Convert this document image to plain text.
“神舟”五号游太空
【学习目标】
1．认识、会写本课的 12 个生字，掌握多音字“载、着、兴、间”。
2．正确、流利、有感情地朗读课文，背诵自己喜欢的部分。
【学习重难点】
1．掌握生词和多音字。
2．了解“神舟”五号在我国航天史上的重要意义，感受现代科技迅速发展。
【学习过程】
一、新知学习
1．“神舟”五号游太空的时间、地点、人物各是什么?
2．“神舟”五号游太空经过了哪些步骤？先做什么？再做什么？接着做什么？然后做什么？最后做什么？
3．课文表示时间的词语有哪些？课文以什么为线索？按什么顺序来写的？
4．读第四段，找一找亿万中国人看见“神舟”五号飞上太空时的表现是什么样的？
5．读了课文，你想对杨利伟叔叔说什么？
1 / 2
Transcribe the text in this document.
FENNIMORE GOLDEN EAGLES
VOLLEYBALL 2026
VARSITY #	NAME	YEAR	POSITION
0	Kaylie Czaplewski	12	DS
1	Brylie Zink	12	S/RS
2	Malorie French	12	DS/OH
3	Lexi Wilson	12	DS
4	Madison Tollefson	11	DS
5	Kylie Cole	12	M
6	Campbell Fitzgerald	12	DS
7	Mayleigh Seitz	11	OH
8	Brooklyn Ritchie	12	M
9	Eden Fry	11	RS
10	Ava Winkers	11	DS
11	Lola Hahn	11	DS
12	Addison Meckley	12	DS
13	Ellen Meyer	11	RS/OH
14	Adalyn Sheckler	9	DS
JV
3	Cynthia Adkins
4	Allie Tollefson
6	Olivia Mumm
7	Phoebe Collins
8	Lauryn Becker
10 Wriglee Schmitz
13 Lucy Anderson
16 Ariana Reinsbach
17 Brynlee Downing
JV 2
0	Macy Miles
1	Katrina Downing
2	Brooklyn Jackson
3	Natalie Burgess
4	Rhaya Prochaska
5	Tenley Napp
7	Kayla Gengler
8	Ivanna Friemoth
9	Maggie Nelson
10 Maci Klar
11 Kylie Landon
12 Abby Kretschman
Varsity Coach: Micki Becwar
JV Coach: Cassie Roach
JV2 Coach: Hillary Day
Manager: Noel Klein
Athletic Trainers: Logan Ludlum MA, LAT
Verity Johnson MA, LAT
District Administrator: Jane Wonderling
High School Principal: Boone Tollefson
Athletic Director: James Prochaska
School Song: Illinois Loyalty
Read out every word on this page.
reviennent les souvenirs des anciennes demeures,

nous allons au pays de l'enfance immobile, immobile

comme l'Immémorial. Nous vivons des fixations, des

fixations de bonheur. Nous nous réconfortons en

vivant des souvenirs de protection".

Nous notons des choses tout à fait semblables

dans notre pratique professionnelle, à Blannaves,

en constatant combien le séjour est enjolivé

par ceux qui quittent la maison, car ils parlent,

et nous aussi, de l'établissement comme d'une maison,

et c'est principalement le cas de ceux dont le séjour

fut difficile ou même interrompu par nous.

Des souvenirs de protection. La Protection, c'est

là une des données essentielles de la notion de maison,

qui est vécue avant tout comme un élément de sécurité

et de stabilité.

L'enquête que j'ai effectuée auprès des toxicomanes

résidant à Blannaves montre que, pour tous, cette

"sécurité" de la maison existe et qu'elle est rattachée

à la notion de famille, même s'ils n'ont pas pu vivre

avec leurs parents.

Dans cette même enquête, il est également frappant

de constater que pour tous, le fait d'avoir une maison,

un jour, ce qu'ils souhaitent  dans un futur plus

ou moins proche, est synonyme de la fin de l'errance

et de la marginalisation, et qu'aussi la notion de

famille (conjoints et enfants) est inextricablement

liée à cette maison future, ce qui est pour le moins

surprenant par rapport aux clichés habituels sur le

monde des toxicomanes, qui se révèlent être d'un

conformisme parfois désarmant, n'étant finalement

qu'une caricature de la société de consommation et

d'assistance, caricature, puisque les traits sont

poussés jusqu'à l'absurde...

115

▶ **Task objective**
Pull out all lines in the data above that include "moins".

▶ **Written answer**
ou moins proche, est synonyme de la fin de l'errance
liée à cette maison future, ce qui est pour le moins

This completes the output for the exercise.